▸ Directions
Below is a listing; copy all of it exactly.

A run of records
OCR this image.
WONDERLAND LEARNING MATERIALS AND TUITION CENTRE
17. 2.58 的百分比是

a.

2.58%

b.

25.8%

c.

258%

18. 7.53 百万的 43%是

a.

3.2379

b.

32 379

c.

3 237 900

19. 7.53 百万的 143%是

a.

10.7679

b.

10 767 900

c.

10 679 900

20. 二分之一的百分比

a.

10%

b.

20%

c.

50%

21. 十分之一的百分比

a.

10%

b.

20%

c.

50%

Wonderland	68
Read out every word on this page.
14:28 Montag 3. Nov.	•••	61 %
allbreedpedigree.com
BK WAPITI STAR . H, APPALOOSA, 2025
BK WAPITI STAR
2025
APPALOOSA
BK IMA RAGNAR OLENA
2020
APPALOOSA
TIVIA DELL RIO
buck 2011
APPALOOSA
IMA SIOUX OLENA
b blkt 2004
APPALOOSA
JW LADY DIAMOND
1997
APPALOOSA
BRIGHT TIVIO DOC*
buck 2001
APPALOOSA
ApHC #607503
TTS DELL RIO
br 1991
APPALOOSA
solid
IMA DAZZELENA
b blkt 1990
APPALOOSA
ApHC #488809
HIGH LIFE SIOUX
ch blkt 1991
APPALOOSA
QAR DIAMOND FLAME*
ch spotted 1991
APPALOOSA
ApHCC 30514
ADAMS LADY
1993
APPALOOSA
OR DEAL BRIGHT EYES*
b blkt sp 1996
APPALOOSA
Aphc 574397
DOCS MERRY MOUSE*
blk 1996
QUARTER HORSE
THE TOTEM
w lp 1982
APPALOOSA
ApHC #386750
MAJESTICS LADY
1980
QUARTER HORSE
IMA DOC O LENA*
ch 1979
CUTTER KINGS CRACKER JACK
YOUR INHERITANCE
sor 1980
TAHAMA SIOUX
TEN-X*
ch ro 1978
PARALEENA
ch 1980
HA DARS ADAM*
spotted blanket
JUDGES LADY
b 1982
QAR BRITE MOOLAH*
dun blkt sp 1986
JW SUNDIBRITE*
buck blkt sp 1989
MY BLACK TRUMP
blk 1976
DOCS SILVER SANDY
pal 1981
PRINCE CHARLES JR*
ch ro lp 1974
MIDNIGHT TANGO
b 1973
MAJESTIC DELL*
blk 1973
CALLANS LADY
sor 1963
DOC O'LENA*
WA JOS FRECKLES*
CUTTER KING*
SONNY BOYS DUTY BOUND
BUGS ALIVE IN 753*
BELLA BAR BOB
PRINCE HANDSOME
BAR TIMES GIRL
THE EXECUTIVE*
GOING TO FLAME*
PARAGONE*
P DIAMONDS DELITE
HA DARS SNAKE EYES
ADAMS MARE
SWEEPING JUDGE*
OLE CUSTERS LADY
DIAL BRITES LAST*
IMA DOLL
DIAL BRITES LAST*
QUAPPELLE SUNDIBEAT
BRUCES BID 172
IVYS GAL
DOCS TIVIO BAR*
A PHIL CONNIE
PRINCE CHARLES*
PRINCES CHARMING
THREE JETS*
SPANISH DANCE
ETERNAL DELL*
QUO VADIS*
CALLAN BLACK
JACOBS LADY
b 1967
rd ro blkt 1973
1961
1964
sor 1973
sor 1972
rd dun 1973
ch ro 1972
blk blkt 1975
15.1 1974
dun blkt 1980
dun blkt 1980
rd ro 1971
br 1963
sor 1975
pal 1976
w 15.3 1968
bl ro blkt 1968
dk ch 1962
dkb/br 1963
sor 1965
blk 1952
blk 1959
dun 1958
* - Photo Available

▸ Response for this exercise
OCR this image.
WONDERLAND LEARNING MATERIALS AND TUITION CENTRE
17. 2.58 的百分比是

a.

2.58%

b.

25.8%

c.

258%

18. 7.53 百万的 43%是

a.

3.2379

b.

32 379

c.

3 237 900

19. 7.53 百万的 143%是

a.

10.7679

b.

10 767 900

c.

10 679 900

20. 二分之一的百分比

a.

10%

b.

20%

c.

50%

21. 十分之一的百分比

a.

10%

b.

20%

c.

50%

Wonderland	68
Read out every word on this page.
14:28 Montag 3. Nov.	•••	61 %
allbreedpedigree.com
BK WAPITI STAR . H, APPALOOSA, 2025
BK WAPITI STAR
2025
APPALOOSA
BK IMA RAGNAR OLENA
2020
APPALOOSA
TIVIA DELL RIO
buck 2011
APPALOOSA
IMA SIOUX OLENA
b blkt 2004
APPALOOSA
JW LADY DIAMOND
1997
APPALOOSA
BRIGHT TIVIO DOC*
buck 2001
APPALOOSA
ApHC #607503
TTS DELL RIO
br 1991
APPALOOSA
solid
IMA DAZZELENA
b blkt 1990
APPALOOSA
ApHC #488809
HIGH LIFE SIOUX
ch blkt 1991
APPALOOSA
QAR DIAMOND FLAME*
ch spotted 1991
APPALOOSA
ApHCC 30514
ADAMS LADY
1993
APPALOOSA
OR DEAL BRIGHT EYES*
b blkt sp 1996
APPALOOSA
Aphc 574397
DOCS MERRY MOUSE*
blk 1996
QUARTER HORSE
THE TOTEM
w lp 1982
APPALOOSA
ApHC #386750
MAJESTICS LADY
1980
QUARTER HORSE
IMA DOC O LENA*
ch 1979
CUTTER KINGS CRACKER JACK
YOUR INHERITANCE
sor 1980
TAHAMA SIOUX
TEN-X*
ch ro 1978
PARALEENA
ch 1980
HA DARS ADAM*
spotted blanket
JUDGES LADY
b 1982
QAR BRITE MOOLAH*
dun blkt sp 1986
JW SUNDIBRITE*
buck blkt sp 1989
MY BLACK TRUMP
blk 1976
DOCS SILVER SANDY
pal 1981
PRINCE CHARLES JR*
ch ro lp 1974
MIDNIGHT TANGO
b 1973
MAJESTIC DELL*
blk 1973
CALLANS LADY
sor 1963
DOC O'LENA*
WA JOS FRECKLES*
CUTTER KING*
SONNY BOYS DUTY BOUND
BUGS ALIVE IN 753*
BELLA BAR BOB
PRINCE HANDSOME
BAR TIMES GIRL
THE EXECUTIVE*
GOING TO FLAME*
PARAGONE*
P DIAMONDS DELITE
HA DARS SNAKE EYES
ADAMS MARE
SWEEPING JUDGE*
OLE CUSTERS LADY
DIAL BRITES LAST*
IMA DOLL
DIAL BRITES LAST*
QUAPPELLE SUNDIBEAT
BRUCES BID 172
IVYS GAL
DOCS TIVIO BAR*
A PHIL CONNIE
PRINCE CHARLES*
PRINCES CHARMING
THREE JETS*
SPANISH DANCE
ETERNAL DELL*
QUO VADIS*
CALLAN BLACK
JACOBS LADY
b 1967
rd ro blkt 1973
1961
1964
sor 1973
sor 1972
rd dun 1973
ch ro 1972
blk blkt 1975
15.1 1974
dun blkt 1980
dun blkt 1980
rd ro 1971
br 1963
sor 1975
pal 1976
w 15.3 1968
bl ro blkt 1968
dk ch 1962
dkb/br 1963
sor 1965
blk 1952
blk 1959
dun 1958
* - Photo Available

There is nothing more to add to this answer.